SET EXERCISE
Gather up all lines that carry the word "content".

SUPPLIED DATA
++++++++++

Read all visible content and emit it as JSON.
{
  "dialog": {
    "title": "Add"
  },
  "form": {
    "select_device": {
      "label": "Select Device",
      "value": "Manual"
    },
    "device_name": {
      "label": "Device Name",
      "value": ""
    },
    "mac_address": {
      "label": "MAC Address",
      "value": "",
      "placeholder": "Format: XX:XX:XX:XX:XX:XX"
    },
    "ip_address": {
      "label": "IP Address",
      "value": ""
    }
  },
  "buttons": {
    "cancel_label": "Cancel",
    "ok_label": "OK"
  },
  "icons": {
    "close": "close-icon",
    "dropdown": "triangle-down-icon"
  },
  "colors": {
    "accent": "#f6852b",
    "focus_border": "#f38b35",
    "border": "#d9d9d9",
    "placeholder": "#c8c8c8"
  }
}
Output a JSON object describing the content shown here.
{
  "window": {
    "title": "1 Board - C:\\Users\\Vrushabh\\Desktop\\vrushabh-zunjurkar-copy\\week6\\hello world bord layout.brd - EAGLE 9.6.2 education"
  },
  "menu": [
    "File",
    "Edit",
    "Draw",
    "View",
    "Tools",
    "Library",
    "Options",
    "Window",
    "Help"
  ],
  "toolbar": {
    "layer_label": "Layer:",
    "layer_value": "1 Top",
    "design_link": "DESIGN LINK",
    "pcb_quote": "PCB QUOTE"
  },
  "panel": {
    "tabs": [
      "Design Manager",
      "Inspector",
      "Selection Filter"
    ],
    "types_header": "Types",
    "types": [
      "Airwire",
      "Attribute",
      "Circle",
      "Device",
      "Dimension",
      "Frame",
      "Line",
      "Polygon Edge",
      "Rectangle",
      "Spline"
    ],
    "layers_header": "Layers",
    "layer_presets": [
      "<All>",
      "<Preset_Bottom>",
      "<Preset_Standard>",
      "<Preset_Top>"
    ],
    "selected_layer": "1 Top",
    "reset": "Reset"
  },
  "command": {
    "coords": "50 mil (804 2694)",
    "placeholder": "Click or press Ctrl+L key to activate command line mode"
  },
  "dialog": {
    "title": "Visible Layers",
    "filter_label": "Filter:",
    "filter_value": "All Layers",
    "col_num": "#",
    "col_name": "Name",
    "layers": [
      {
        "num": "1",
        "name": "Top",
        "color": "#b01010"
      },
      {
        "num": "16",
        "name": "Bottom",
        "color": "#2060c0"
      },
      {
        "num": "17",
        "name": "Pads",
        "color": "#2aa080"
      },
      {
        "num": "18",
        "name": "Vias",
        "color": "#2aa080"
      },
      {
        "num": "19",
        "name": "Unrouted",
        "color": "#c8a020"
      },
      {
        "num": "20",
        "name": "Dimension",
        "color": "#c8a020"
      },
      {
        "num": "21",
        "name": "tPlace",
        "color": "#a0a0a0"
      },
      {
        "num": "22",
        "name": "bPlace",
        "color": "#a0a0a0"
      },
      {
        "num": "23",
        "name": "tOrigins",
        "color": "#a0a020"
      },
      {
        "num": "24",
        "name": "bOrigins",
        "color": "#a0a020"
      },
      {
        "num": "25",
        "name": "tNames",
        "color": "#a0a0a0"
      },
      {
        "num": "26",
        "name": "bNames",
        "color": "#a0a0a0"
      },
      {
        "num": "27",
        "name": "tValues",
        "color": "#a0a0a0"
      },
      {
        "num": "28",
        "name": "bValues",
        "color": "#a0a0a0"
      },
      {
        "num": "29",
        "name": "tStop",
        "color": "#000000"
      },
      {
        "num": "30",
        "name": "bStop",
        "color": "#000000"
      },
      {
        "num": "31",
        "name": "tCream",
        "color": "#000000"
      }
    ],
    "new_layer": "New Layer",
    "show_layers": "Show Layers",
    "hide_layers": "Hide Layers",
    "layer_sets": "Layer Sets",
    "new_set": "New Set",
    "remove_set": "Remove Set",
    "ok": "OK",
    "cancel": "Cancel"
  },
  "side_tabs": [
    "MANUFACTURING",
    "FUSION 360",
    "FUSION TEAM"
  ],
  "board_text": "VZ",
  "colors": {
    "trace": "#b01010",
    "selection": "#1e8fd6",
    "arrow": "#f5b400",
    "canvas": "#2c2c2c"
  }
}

++++++++++

EXPECTED ANSWER
Read all visible content and emit it as JSON.
Output a JSON object describing the content shown here.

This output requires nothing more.